(Extracted data entries)
──────────

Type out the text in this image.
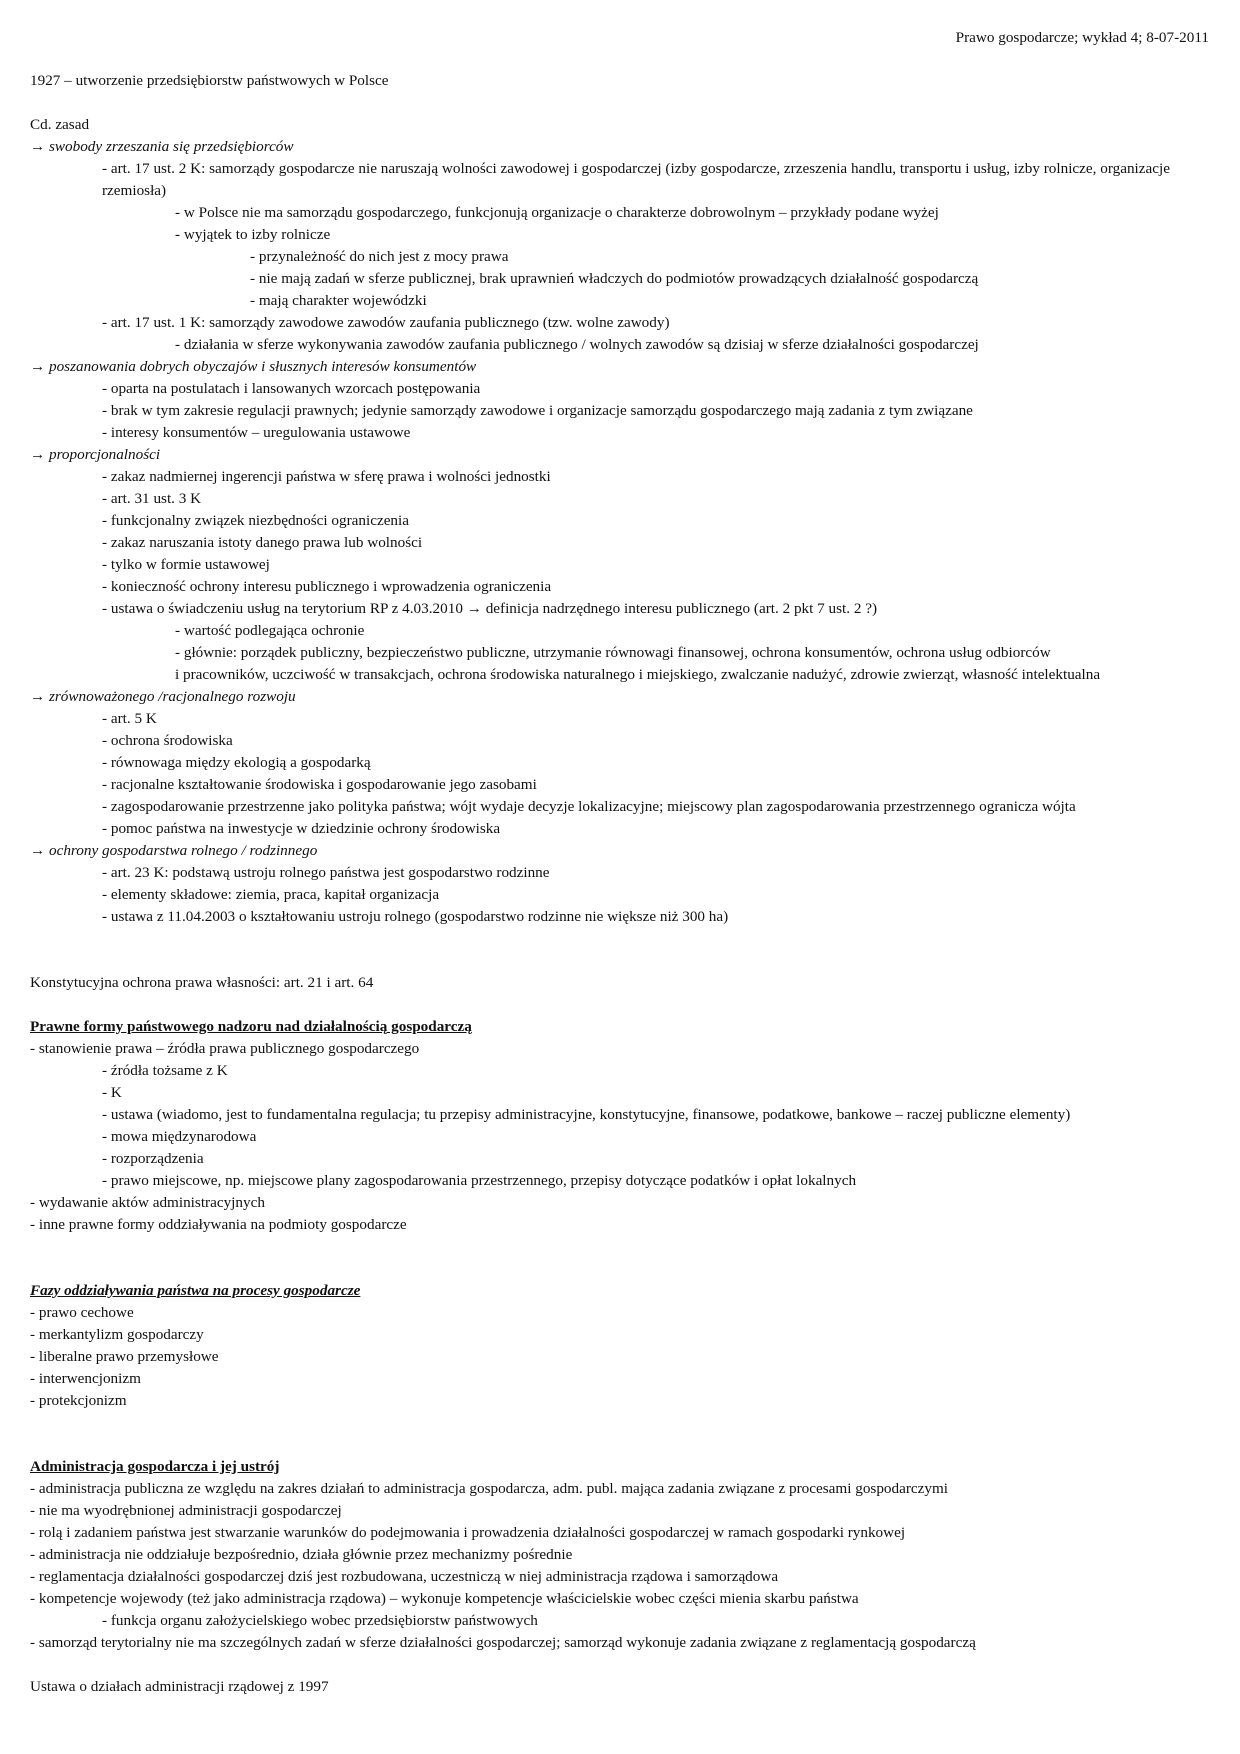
Prawo gospodarcze; wykład 4; 8-07-2011
1927 – utworzenie przedsiębiorstw państwowych w Polsce
Cd. zasad
→ swobody zrzeszania się przedsiębiorców
- art. 17 ust. 2 K: samorządy gospodarcze nie naruszają wolności zawodowej i gospodarczej (izby gospodarcze, zrzeszenia handlu, transportu i usług, izby rolnicze, organizacje rzemiosła)
- w Polsce nie ma samorządu gospodarczego, funkcjonują organizacje o charakterze dobrowolnym – przykłady podane wyżej
- wyjątek to izby rolnicze
- przynależność do nich jest z mocy prawa
- nie mają zadań w sferze publicznej, brak uprawnień władczych do podmiotów prowadzących działalność gospodarczą
- mają charakter wojewódzki
- art. 17 ust. 1 K: samorządy zawodowe zawodów zaufania publicznego (tzw. wolne zawody)
- działania w sferze wykonywania zawodów zaufania publicznego / wolnych zawodów są dzisiaj w sferze działalności gospodarczej
→ poszanowania dobrych obyczajów i słusznych interesów konsumentów
- oparta na postulatach i lansowanych wzorcach postępowania
- brak w tym zakresie regulacji prawnych; jedynie samorządy zawodowe i organizacje samorządu gospodarczego mają zadania z tym związane
- interesy konsumentów – uregulowania ustawowe
→ proporcjonalności
- zakaz nadmiernej ingerencji państwa w sferę prawa i wolności jednostki
- art. 31 ust. 3 K
- funkcjonalny związek niezbędności ograniczenia
- zakaz naruszania istoty danego prawa lub wolności
- tylko w formie ustawowej
- konieczność ochrony interesu publicznego i wprowadzenia ograniczenia
- ustawa o świadczeniu usług na terytorium RP z 4.03.2010 → definicja nadrzędnego interesu publicznego (art. 2 pkt 7 ust. 2 ?)
- wartość podlegająca ochronie
- głównie: porządek publiczny, bezpieczeństwo publiczne, utrzymanie równowagi finansowej, ochrona konsumentów, ochrona usług odbiorców
i pracowników, uczciwość w transakcjach, ochrona środowiska naturalnego i miejskiego, zwalczanie nadużyć, zdrowie zwierząt, własność intelektualna
→ zrównoważonego /racjonalnego rozwoju
- art. 5 K
- ochrona środowiska
- równowaga między ekologią a gospodarką
- racjonalne kształtowanie środowiska i gospodarowanie jego zasobami
- zagospodarowanie przestrzenne jako polityka państwa; wójt wydaje decyzje lokalizacyjne; miejscowy plan zagospodarowania przestrzennego ogranicza wójta
- pomoc państwa na inwestycje w dziedzinie ochrony środowiska
→ ochrony gospodarstwa rolnego / rodzinnego
- art. 23 K: podstawą ustroju rolnego państwa jest gospodarstwo rodzinne
- elementy składowe: ziemia, praca, kapitał organizacja
- ustawa z 11.04.2003 o kształtowaniu ustroju rolnego (gospodarstwo rodzinne nie większe niż 300 ha)
Konstytucyjna ochrona prawa własności: art. 21 i art. 64
Prawne formy państwowego nadzoru nad działalnością gospodarczą
- stanowienie prawa – źródła prawa publicznego gospodarczego
- źródła tożsame z K
- K
- ustawa (wiadomo, jest to fundamentalna regulacja; tu przepisy administracyjne, konstytucyjne, finansowe, podatkowe, bankowe – raczej publiczne elementy)
- mowa międzynarodowa
- rozporządzenia
- prawo miejscowe, np. miejscowe plany zagospodarowania przestrzennego, przepisy dotyczące podatków i opłat lokalnych
- wydawanie aktów administracyjnych
- inne prawne formy oddziaływania na podmioty gospodarcze
Fazy oddziaływania państwa na procesy gospodarcze
- prawo cechowe
- merkantylizm gospodarczy
- liberalne prawo przemysłowe
- interwencjonizm
- protekcjonizm
Administracja gospodarcza i jej ustrój
- administracja publiczna ze względu na zakres działań to administracja gospodarcza, adm. publ. mająca zadania związane z procesami gospodarczymi
- nie ma wyodrębnionej administracji gospodarczej
- rolą i zadaniem państwa jest stwarzanie warunków do podejmowania i prowadzenia działalności gospodarczej w ramach gospodarki rynkowej
- administracja nie oddziałuje bezpośrednio, działa głównie przez mechanizmy pośrednie
- reglamentacja działalności gospodarczej dziś jest rozbudowana, uczestniczą w niej administracja rządowa i samorządowa
- kompetencje wojewody (też jako administracja rządowa) – wykonuje kompetencje właścicielskie wobec części mienia skarbu państwa
- funkcja organu założycielskiego wobec przedsiębiorstw państwowych
- samorząd terytorialny nie ma szczególnych zadań w sferze działalności gospodarczej; samorząd wykonuje zadania związane z reglamentacją gospodarczą
Ustawa o działach administracji rządowej z 1997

──────────

**Task to complete:** Find every line containing the word "ochrony", then give the total and nothing more.

**Answer in full:** 3